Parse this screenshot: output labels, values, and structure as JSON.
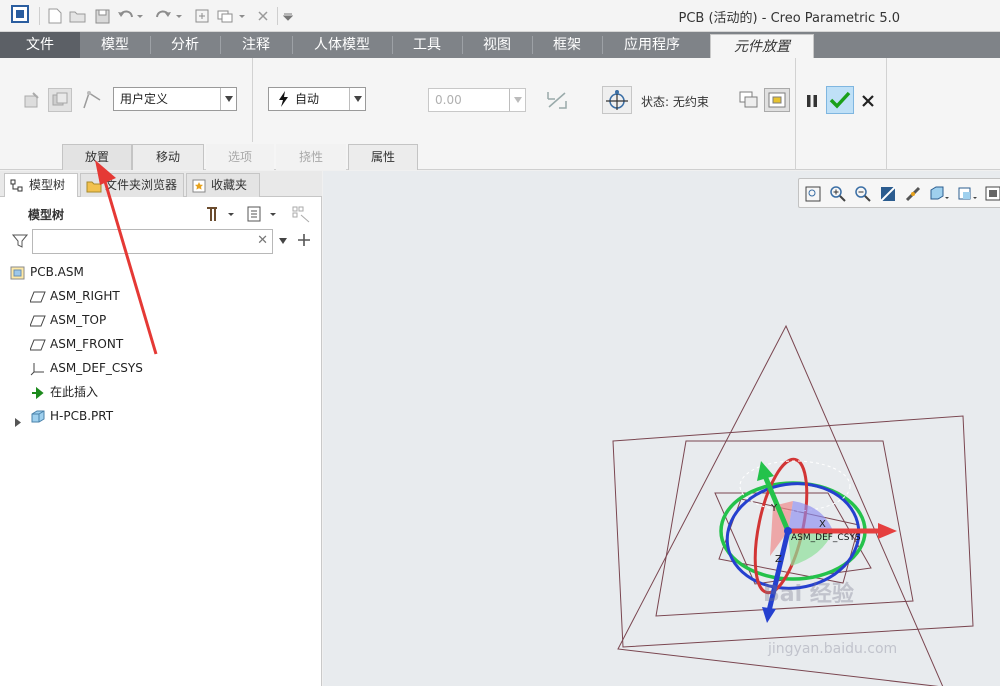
{
  "window": {
    "title": "PCB (活动的) - Creo Parametric 5.0"
  },
  "ribbon_tabs": [
    "文件",
    "模型",
    "分析",
    "注释",
    "人体模型",
    "工具",
    "视图",
    "框架",
    "应用程序",
    "元件放置"
  ],
  "active_tab": "元件放置",
  "placement": {
    "constraint_set": "用户定义",
    "constraint_type": "自动",
    "offset_value": "0.00",
    "status_label": "状态: 无约束"
  },
  "sub_tabs": [
    {
      "label": "放置",
      "enabled": true
    },
    {
      "label": "移动",
      "enabled": true
    },
    {
      "label": "选项",
      "enabled": false
    },
    {
      "label": "挠性",
      "enabled": false
    },
    {
      "label": "属性",
      "enabled": true
    }
  ],
  "panel_tabs": [
    "模型树",
    "文件夹浏览器",
    "收藏夹"
  ],
  "model_tree": {
    "header": "模型树",
    "filter_value": "",
    "nodes": [
      {
        "label": "PCB.ASM",
        "icon": "assembly-icon"
      },
      {
        "label": "ASM_RIGHT",
        "icon": "datum-plane-icon"
      },
      {
        "label": "ASM_TOP",
        "icon": "datum-plane-icon"
      },
      {
        "label": "ASM_FRONT",
        "icon": "datum-plane-icon"
      },
      {
        "label": "ASM_DEF_CSYS",
        "icon": "csys-icon"
      },
      {
        "label": "在此插入",
        "icon": "insert-here-icon"
      },
      {
        "label": "H-PCB.PRT",
        "icon": "part-icon"
      }
    ]
  },
  "viewport": {
    "csys_label": "ASM_DEF_CSYS",
    "axis_labels": [
      "Y",
      "X",
      "Z"
    ]
  },
  "watermark": {
    "brand": "Bai 经验",
    "url": "jingyan.baidu.com"
  },
  "colors": {
    "tab_bar": "#7f8388",
    "accent_check": "#1aa01a",
    "arrow_annotation": "#e53935"
  }
}
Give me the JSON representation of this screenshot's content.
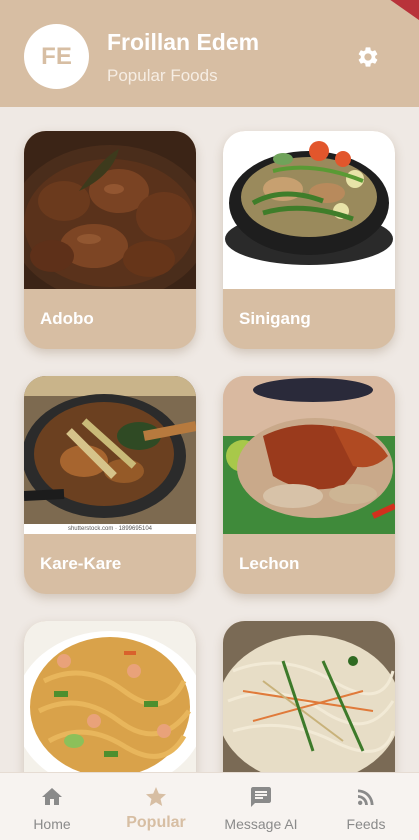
{
  "header": {
    "avatar_initials": "FE",
    "user_name": "Froillan Edem",
    "subtitle": "Popular Foods",
    "settings_icon": "gear-icon"
  },
  "colors": {
    "accent": "#d7bea3",
    "background": "#efe9e4",
    "nav_inactive": "#8a8a8a",
    "ribbon": "#b8333a"
  },
  "foods": [
    {
      "name": "Adobo"
    },
    {
      "name": "Sinigang"
    },
    {
      "name": "Kare-Kare",
      "image_caption": "shutterstock.com · 1899695104"
    },
    {
      "name": "Lechon"
    },
    {
      "name": ""
    },
    {
      "name": ""
    }
  ],
  "nav": {
    "active": "Popular",
    "items": [
      {
        "label": "Home",
        "icon": "home-icon"
      },
      {
        "label": "Popular",
        "icon": "star-icon"
      },
      {
        "label": "Message AI",
        "icon": "message-icon"
      },
      {
        "label": "Feeds",
        "icon": "rss-icon"
      }
    ]
  }
}
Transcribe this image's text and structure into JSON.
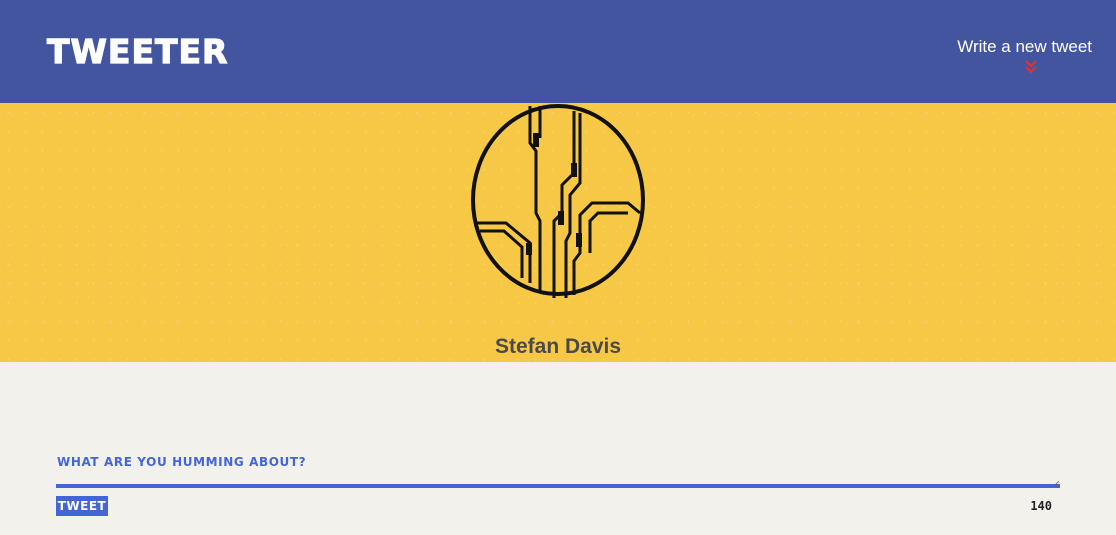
{
  "nav": {
    "logo": "TWEETER",
    "write_link": "Write a new tweet",
    "chevron_icon": "double-chevron-down-icon",
    "chevron_color": "#e2332c"
  },
  "profile": {
    "avatar_icon": "circuit-avatar-icon",
    "name": "Stefan Davis"
  },
  "compose": {
    "label": "What are you humming about?",
    "value": "",
    "placeholder": "",
    "button_label": "Tweet",
    "char_counter": "140"
  },
  "colors": {
    "nav_bg": "#4455a0",
    "hero_bg": "#f7c846",
    "page_bg": "#f3f1ec",
    "accent": "#4466d4"
  }
}
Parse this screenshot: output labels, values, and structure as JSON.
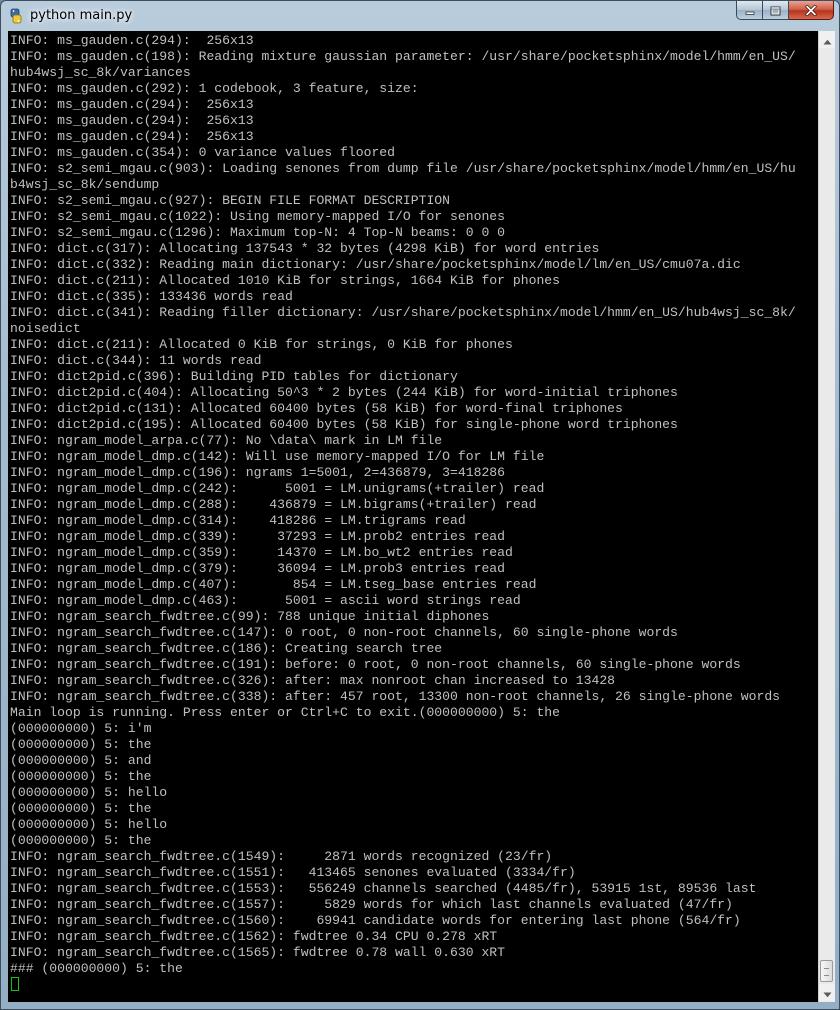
{
  "window": {
    "title": "python main.py"
  },
  "icons": {
    "app": "python-icon",
    "minimize": "minimize-icon",
    "maximize": "maximize-icon",
    "close": "close-icon",
    "scroll_up": "arrow-up-icon",
    "scroll_down": "arrow-down-icon"
  },
  "colors": {
    "console_bg": "#000000",
    "console_text": "#c0c0c0",
    "cursor": "#18c018",
    "close_button": "#c8442c"
  },
  "console": {
    "lines": [
      "INFO: ms_gauden.c(294):  256x13",
      "INFO: ms_gauden.c(198): Reading mixture gaussian parameter: /usr/share/pocketsphinx/model/hmm/en_US/",
      "hub4wsj_sc_8k/variances",
      "INFO: ms_gauden.c(292): 1 codebook, 3 feature, size:",
      "INFO: ms_gauden.c(294):  256x13",
      "INFO: ms_gauden.c(294):  256x13",
      "INFO: ms_gauden.c(294):  256x13",
      "INFO: ms_gauden.c(354): 0 variance values floored",
      "INFO: s2_semi_mgau.c(903): Loading senones from dump file /usr/share/pocketsphinx/model/hmm/en_US/hu",
      "b4wsj_sc_8k/sendump",
      "INFO: s2_semi_mgau.c(927): BEGIN FILE FORMAT DESCRIPTION",
      "INFO: s2_semi_mgau.c(1022): Using memory-mapped I/O for senones",
      "INFO: s2_semi_mgau.c(1296): Maximum top-N: 4 Top-N beams: 0 0 0",
      "INFO: dict.c(317): Allocating 137543 * 32 bytes (4298 KiB) for word entries",
      "INFO: dict.c(332): Reading main dictionary: /usr/share/pocketsphinx/model/lm/en_US/cmu07a.dic",
      "INFO: dict.c(211): Allocated 1010 KiB for strings, 1664 KiB for phones",
      "INFO: dict.c(335): 133436 words read",
      "INFO: dict.c(341): Reading filler dictionary: /usr/share/pocketsphinx/model/hmm/en_US/hub4wsj_sc_8k/",
      "noisedict",
      "INFO: dict.c(211): Allocated 0 KiB for strings, 0 KiB for phones",
      "INFO: dict.c(344): 11 words read",
      "INFO: dict2pid.c(396): Building PID tables for dictionary",
      "INFO: dict2pid.c(404): Allocating 50^3 * 2 bytes (244 KiB) for word-initial triphones",
      "INFO: dict2pid.c(131): Allocated 60400 bytes (58 KiB) for word-final triphones",
      "INFO: dict2pid.c(195): Allocated 60400 bytes (58 KiB) for single-phone word triphones",
      "INFO: ngram_model_arpa.c(77): No \\data\\ mark in LM file",
      "INFO: ngram_model_dmp.c(142): Will use memory-mapped I/O for LM file",
      "INFO: ngram_model_dmp.c(196): ngrams 1=5001, 2=436879, 3=418286",
      "INFO: ngram_model_dmp.c(242):      5001 = LM.unigrams(+trailer) read",
      "INFO: ngram_model_dmp.c(288):    436879 = LM.bigrams(+trailer) read",
      "INFO: ngram_model_dmp.c(314):    418286 = LM.trigrams read",
      "INFO: ngram_model_dmp.c(339):     37293 = LM.prob2 entries read",
      "INFO: ngram_model_dmp.c(359):     14370 = LM.bo_wt2 entries read",
      "INFO: ngram_model_dmp.c(379):     36094 = LM.prob3 entries read",
      "INFO: ngram_model_dmp.c(407):       854 = LM.tseg_base entries read",
      "INFO: ngram_model_dmp.c(463):      5001 = ascii word strings read",
      "INFO: ngram_search_fwdtree.c(99): 788 unique initial diphones",
      "INFO: ngram_search_fwdtree.c(147): 0 root, 0 non-root channels, 60 single-phone words",
      "INFO: ngram_search_fwdtree.c(186): Creating search tree",
      "INFO: ngram_search_fwdtree.c(191): before: 0 root, 0 non-root channels, 60 single-phone words",
      "INFO: ngram_search_fwdtree.c(326): after: max nonroot chan increased to 13428",
      "INFO: ngram_search_fwdtree.c(338): after: 457 root, 13300 non-root channels, 26 single-phone words",
      "Main loop is running. Press enter or Ctrl+C to exit.(000000000) 5: the",
      "(000000000) 5: i'm",
      "(000000000) 5: the",
      "(000000000) 5: and",
      "(000000000) 5: the",
      "(000000000) 5: hello",
      "(000000000) 5: the",
      "(000000000) 5: hello",
      "(000000000) 5: the",
      "INFO: ngram_search_fwdtree.c(1549):     2871 words recognized (23/fr)",
      "INFO: ngram_search_fwdtree.c(1551):   413465 senones evaluated (3334/fr)",
      "INFO: ngram_search_fwdtree.c(1553):   556249 channels searched (4485/fr), 53915 1st, 89536 last",
      "INFO: ngram_search_fwdtree.c(1557):     5829 words for which last channels evaluated (47/fr)",
      "INFO: ngram_search_fwdtree.c(1560):    69941 candidate words for entering last phone (564/fr)",
      "INFO: ngram_search_fwdtree.c(1562): fwdtree 0.34 CPU 0.278 xRT",
      "INFO: ngram_search_fwdtree.c(1565): fwdtree 0.78 wall 0.630 xRT",
      "### (000000000) 5: the"
    ]
  }
}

+===+

> TASK INSTRUCTIONS:
Filter the entries and copy out every line with the word "down".

> RESPONSE TO THIS TASK:
    "chevron_icon": "double-chevron-down-icon",
    "scroll_down": "arrow-down-icon"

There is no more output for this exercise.